### Texto apresentado
--

Quando uma banda está com as antenas ligadas para todas as experiências que vive e ainda usa a tecnologia de forma facilitadora da arte, de qualquer encontro, viagem ou conversa pode nascer criações. E foi isso o que aconteceu com os goianos–mais internacionais de nossa cena–da Boogarins. Além de tocar na terceira edição do No Ar Coquetel Molov, que aconteceu entre os dias 26 e 27 de outubro, em Belo Jardim (PE), como parte da programação do evento, ministraram uma oficina de dois dias, no Instituto Federal de Pernambuco (IFPE) de onde nasceram três músicas.
No festival, realizado no município localizado no agreste pernambucano, na região da Vale do Ipojuca, tocaram ainda nomes relevantes da música brasileira, a exemplo de Siba, Catarina dee Jah, A dOBRA, Gabi da Pele Preta, Pierre Tenório e o rapper Luiz Lins. Além dos shows, o evento contou com mostra de cinema e oficinas. E foi em uma destas atividades destinadas à formação e profissionalização de músicos locais que a Boogarins participou de uma imersão produtiva com o público do festival.
Fãs de música de cidades vizinhas, artistas da cena local, além de, claro, alunos da IFPE participaram da oficina de forma gratuita, e acabaram por firmar parceria com uma das bandas mais experimentais e criativas do Brasil, que nasceu em 2012 e já tocou em grandes festivais do Brasil e do mundo, a exemplo do: Rock in Rio Brasil e Lisboa, Primavera Sound, Porão do Rock, Bananada, Lollapalooza e South by Southwest.
A parceria entre banda e alunos aconteceu naturalmente. Já, que o maior foco da imersão era mostrar que o processo musical, com o avanço da tecnologia, pode nascer em qualquer lugar, até em casa. Para mostrar isso, em conjunto durante o encontro nasceram e foram gravadas canções originais num processo captado totalmente por celular.
Essa, aliás, foi técnica usada no último álbum da Boogarins “Lá vem a Morte”, que tem várias faixas, vocais e samples gravados através de um iPhone. Além banda contextualizou o processo dos seus outros dois trabalhos: “As Plantas que Curam” (2013), “Manual” (2015), que também utilizaram-se deste, digamos, processo artesanal de composição. Assim, ao final da oficina foram produzidas três músicas, ainda sem títulos, que foram captadas e editadas por Benke Ferraz, guitarrista da banda goiana, junto com os participantes.
A primeira faixa mostra a diversidade que a música feita em colaboração pode tomar, pois começa com um solo do baterista da Boogarins de Ynaiã Benthroldo, e em seguida ganha ares de "dub" com a linha de baixo gravada por Raphael Vaz. Já, a melodia vocal foi improvisada por Fernando Almeida, o Dinho, vocalista e letrista de grande parte das canções do grupo goiano. E, a participação local ficou por conta de Pierre Tenório, artista que também se apresentou no palco do festival e deu à faixa toques do pop e R&B americano.

--

### Material fornecido

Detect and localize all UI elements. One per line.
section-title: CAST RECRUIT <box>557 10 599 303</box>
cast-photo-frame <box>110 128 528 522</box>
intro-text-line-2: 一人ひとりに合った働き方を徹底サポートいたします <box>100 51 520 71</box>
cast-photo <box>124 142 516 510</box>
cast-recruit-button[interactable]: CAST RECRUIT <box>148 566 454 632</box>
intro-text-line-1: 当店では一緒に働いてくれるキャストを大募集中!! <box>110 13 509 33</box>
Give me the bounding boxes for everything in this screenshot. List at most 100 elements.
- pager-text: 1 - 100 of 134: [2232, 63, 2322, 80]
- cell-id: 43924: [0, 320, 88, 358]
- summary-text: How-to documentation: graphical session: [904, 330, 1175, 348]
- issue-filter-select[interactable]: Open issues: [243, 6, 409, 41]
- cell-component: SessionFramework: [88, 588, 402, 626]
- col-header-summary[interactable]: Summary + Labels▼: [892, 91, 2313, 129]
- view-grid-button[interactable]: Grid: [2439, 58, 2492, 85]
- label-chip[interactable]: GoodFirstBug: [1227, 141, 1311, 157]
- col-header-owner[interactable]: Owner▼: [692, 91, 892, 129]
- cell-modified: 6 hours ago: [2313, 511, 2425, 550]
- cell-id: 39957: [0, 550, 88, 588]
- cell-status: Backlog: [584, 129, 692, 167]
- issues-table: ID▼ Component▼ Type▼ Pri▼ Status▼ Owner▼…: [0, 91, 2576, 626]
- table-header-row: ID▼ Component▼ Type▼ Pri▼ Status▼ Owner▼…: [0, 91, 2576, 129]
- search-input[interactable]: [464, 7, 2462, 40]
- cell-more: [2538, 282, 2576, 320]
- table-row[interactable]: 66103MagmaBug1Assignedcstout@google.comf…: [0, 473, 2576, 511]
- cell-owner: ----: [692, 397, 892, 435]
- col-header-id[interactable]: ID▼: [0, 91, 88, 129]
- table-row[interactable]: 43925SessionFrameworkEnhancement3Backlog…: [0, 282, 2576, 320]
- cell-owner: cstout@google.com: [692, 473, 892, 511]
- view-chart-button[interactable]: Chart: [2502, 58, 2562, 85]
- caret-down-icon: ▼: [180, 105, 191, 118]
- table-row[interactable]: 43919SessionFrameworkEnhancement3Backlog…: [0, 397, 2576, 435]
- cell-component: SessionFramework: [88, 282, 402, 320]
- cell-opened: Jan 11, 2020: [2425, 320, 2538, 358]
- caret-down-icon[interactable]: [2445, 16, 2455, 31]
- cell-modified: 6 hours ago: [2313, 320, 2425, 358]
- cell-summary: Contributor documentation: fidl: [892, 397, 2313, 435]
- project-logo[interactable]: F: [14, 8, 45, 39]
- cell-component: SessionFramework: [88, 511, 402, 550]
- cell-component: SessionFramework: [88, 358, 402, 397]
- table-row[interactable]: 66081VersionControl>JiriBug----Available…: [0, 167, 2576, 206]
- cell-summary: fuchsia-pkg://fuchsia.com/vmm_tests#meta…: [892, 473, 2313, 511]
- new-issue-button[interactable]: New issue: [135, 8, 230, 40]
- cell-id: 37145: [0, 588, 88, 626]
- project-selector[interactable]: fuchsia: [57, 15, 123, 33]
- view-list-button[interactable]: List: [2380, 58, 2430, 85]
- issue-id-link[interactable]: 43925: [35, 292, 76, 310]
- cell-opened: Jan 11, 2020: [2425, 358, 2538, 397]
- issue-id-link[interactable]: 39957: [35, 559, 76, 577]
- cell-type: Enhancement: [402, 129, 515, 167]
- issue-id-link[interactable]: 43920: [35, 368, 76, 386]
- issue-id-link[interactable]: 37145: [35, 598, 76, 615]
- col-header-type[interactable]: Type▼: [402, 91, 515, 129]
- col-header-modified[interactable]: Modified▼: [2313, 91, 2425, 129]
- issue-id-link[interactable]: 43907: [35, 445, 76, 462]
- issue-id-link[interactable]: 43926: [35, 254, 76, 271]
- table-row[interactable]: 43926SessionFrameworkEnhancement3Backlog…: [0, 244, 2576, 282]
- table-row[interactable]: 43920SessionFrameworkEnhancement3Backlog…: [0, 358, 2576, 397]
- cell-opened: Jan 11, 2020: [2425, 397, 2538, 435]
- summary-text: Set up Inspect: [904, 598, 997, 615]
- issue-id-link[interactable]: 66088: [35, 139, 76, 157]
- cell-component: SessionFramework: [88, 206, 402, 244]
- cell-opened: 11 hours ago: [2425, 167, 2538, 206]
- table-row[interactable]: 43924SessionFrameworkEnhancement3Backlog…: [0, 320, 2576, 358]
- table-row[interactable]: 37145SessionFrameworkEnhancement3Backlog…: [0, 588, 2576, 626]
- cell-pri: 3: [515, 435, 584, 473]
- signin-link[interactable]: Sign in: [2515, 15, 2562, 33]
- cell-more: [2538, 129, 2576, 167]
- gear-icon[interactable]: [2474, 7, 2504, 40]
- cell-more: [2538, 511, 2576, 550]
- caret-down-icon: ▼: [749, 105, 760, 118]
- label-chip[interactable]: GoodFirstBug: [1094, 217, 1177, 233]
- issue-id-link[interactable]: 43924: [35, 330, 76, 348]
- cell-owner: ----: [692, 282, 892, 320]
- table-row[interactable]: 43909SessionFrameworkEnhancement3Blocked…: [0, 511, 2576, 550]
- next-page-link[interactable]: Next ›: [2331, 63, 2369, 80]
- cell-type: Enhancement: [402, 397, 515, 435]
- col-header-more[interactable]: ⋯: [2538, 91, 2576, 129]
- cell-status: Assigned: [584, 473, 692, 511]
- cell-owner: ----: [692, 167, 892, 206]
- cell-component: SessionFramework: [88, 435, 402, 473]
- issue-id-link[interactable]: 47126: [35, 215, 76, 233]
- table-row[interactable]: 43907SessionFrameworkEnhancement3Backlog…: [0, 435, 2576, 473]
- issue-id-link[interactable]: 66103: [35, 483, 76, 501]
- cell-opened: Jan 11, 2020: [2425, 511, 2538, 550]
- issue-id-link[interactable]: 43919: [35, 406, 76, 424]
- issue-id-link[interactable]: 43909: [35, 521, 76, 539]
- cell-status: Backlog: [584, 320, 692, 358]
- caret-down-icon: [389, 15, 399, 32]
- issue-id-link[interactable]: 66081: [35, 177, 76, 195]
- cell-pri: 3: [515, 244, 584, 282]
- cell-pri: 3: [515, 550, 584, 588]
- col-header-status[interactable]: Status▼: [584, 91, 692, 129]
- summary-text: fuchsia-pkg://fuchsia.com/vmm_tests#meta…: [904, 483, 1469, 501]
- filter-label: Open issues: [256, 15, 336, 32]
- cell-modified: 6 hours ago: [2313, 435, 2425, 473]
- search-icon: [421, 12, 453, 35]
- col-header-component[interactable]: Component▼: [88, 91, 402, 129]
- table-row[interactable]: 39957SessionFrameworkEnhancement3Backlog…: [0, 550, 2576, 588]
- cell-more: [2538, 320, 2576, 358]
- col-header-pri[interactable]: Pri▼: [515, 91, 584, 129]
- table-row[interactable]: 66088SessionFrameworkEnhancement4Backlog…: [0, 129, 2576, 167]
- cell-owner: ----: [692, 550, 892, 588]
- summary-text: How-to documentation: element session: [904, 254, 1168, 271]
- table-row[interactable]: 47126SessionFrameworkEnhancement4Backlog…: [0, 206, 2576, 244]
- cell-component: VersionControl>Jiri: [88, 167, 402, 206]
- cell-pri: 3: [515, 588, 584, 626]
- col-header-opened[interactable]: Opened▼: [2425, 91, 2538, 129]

--

### Instruções
1. Segundo o texto sobre a Boogarins, quem captou e editou as músicas produzidas na oficina, junto com os participantes?
2. Reproduza o trecho do texto sobre a Boogarins que começa em "Essa, aliás, foi" e termina em "com os participantes.", incluindo essas palavras.

### Respostas por tarefa
1. Benke Ferraz, guitarrista da banda goiana.

2.
Essa, aliás, foi técnica usada no último álbum da Boogarins “Lá vem a Morte”, que tem várias faixas, vocais e samples gravados através de um iPhone. Além banda contextualizou o processo dos seus outros dois trabalhos: “As Plantas que Curam” (2013), “Manual” (2015), que também utilizaram-se deste, digamos, processo artesanal de composição. Assim, ao final da oficina foram produzidas três músicas, ainda sem títulos, que foram captadas e editadas por Benke Ferraz, guitarrista da banda goiana, junto com os participantes.